◆ Aim of the exercise ◆
Go through the listing and copy each line with the string "substitution".

══════════════════════════════

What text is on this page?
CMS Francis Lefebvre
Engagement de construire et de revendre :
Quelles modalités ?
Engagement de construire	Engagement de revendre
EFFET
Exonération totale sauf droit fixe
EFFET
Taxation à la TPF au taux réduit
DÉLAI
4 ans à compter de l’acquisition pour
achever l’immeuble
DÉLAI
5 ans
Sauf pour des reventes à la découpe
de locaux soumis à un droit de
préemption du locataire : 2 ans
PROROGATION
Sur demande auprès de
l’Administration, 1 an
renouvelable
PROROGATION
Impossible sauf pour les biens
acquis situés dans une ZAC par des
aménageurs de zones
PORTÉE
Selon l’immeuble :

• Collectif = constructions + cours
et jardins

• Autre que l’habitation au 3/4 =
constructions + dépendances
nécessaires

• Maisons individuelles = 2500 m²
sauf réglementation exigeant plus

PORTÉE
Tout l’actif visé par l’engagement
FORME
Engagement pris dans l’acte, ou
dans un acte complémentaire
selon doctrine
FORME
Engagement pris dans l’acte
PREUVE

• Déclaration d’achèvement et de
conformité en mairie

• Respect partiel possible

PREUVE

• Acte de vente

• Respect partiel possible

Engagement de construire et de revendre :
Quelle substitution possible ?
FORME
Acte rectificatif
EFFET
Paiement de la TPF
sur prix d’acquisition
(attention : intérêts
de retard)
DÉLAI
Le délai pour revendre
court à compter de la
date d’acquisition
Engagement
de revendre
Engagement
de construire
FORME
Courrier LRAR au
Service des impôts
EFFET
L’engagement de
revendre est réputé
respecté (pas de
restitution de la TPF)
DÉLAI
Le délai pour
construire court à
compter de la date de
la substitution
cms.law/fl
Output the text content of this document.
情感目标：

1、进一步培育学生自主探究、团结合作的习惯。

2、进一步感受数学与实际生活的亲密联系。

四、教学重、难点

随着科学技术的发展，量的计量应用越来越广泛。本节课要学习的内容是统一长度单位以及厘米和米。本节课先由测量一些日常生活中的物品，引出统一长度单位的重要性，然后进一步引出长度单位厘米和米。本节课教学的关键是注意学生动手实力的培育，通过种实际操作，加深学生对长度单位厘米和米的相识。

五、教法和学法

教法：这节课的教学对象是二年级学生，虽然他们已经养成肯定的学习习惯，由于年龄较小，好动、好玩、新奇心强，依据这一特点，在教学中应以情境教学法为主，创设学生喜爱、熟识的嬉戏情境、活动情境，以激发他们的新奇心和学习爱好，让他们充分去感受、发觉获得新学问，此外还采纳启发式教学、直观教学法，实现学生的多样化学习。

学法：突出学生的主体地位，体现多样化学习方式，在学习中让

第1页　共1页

══════════════════════════════

◆ Exercise answer ◆
Quelle substitution possible ?
la substitution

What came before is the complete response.